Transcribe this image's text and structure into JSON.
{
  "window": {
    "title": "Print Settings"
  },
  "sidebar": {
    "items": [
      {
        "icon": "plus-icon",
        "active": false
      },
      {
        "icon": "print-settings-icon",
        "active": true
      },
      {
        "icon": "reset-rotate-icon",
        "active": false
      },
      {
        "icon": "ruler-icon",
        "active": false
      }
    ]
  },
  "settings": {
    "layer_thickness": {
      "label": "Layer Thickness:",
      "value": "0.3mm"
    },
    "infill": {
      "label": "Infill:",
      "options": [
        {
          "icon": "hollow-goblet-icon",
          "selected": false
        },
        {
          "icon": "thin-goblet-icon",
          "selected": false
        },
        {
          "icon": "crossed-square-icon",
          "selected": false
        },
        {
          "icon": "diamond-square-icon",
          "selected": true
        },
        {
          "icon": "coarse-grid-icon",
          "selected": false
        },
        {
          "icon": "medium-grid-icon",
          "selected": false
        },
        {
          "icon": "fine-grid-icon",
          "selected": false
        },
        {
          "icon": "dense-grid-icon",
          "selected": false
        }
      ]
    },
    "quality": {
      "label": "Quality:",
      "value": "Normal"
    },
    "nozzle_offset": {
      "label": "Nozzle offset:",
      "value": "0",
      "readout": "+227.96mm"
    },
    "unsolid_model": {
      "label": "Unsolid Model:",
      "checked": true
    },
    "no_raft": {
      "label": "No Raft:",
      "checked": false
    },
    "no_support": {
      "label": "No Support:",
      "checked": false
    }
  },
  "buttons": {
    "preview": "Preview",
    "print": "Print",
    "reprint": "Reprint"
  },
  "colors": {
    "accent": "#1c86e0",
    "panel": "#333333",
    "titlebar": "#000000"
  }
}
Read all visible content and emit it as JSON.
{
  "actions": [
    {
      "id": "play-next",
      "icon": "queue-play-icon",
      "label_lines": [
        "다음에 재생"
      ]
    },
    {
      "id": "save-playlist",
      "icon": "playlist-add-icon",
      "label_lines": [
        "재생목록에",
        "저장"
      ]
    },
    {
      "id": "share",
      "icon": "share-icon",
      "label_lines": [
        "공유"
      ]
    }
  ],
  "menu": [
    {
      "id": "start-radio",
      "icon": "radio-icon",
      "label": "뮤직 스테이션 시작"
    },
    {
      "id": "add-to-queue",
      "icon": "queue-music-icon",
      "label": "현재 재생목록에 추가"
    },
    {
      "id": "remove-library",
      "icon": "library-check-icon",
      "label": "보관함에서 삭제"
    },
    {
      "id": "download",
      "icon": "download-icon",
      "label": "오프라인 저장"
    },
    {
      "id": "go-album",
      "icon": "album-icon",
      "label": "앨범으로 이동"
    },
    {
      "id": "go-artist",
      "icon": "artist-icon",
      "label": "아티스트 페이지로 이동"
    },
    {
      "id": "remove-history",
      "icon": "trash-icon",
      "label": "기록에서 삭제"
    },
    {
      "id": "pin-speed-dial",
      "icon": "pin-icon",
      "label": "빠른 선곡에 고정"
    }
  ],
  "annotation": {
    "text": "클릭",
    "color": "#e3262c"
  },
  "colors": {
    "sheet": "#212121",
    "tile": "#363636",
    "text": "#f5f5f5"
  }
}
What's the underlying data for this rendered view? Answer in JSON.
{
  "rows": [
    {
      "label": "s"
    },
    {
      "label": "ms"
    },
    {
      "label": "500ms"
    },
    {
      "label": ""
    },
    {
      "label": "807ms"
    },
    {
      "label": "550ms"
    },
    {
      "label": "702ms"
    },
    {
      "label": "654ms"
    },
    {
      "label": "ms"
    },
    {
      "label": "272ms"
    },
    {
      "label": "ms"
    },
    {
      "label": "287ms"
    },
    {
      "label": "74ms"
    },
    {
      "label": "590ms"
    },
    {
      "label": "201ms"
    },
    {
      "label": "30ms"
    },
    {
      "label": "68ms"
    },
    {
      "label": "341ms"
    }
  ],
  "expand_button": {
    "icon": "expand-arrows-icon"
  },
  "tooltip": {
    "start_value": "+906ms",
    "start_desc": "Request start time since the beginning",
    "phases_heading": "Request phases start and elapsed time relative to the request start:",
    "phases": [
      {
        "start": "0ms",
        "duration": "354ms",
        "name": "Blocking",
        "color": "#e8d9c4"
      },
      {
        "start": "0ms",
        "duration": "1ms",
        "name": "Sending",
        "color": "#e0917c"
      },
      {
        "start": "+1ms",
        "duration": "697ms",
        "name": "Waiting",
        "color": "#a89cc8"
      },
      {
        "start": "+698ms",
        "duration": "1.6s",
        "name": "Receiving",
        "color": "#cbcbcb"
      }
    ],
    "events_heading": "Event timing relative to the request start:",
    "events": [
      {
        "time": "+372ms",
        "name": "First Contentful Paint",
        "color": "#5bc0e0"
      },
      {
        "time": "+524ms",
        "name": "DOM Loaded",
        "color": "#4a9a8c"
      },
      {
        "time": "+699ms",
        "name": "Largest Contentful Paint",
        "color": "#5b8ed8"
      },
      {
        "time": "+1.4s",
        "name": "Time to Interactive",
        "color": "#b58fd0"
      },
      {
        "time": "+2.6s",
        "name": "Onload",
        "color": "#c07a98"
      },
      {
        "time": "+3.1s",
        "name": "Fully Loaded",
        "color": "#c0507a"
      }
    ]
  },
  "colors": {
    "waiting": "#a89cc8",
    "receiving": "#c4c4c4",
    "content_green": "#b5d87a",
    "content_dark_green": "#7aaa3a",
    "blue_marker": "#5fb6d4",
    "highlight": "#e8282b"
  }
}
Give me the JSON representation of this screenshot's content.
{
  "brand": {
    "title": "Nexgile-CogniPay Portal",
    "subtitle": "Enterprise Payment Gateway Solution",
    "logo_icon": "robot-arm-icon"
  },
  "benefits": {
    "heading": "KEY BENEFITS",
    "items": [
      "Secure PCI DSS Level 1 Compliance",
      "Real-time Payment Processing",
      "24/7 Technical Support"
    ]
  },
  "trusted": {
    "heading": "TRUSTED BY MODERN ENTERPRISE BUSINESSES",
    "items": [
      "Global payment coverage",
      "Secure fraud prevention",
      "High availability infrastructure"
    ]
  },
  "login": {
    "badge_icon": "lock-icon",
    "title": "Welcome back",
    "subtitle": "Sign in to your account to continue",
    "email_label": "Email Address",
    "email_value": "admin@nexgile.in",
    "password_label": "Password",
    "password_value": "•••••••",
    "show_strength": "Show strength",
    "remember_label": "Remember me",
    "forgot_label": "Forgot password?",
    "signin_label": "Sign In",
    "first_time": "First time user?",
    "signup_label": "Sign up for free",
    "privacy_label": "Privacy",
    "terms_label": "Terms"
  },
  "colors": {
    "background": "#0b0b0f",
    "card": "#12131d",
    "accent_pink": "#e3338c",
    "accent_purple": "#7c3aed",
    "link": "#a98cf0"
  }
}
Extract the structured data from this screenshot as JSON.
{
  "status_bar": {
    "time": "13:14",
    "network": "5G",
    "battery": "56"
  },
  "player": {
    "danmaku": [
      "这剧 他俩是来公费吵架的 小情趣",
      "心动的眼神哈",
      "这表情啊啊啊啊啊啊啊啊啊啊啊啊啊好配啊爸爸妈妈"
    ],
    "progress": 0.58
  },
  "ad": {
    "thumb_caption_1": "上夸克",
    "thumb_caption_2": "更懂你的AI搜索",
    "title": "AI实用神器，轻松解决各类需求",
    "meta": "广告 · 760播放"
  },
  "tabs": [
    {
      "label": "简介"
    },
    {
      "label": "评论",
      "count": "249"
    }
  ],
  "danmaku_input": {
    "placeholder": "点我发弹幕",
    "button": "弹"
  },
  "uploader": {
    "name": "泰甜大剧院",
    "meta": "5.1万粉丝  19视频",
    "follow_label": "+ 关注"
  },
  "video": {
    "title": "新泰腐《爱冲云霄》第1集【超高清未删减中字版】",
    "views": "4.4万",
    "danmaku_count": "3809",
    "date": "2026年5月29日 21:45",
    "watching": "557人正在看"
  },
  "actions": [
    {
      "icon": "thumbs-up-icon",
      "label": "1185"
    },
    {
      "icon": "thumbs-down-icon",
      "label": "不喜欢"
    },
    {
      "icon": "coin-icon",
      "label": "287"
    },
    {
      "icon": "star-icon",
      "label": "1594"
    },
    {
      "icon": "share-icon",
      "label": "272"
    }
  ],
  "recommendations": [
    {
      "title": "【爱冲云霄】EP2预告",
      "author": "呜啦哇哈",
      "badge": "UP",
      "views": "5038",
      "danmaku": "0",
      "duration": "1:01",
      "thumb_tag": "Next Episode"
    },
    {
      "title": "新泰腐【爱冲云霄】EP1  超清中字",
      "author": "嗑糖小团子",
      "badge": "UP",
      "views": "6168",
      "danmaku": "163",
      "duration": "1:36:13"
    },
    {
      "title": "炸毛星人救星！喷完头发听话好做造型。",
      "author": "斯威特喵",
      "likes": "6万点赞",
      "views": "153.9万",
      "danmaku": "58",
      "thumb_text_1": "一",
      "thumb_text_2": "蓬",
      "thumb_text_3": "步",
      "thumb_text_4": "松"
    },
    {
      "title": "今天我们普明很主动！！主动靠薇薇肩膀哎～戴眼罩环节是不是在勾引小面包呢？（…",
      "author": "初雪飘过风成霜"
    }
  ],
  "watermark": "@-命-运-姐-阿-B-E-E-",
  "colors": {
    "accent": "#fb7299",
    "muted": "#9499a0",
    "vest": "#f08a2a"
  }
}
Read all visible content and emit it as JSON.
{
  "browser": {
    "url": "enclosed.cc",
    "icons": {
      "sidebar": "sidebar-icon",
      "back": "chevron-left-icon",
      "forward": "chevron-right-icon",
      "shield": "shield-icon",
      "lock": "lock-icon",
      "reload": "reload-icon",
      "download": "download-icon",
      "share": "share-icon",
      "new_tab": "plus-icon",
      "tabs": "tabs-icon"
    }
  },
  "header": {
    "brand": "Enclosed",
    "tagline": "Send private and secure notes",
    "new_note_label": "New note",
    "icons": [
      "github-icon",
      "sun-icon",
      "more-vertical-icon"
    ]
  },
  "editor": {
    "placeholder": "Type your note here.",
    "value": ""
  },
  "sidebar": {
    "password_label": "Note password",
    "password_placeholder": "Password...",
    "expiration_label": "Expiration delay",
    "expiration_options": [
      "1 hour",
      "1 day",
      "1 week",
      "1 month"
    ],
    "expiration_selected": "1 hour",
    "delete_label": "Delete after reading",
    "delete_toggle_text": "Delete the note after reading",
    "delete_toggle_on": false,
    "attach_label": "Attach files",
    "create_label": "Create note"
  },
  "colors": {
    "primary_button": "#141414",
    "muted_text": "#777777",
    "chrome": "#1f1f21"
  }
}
-*-
* [WHAT YOU NEED TO DO]:
Look through the records and gather every line containing "remove".

* [TASK SOLUTION]:
      "id": "remove-library",
      "id": "remove-history",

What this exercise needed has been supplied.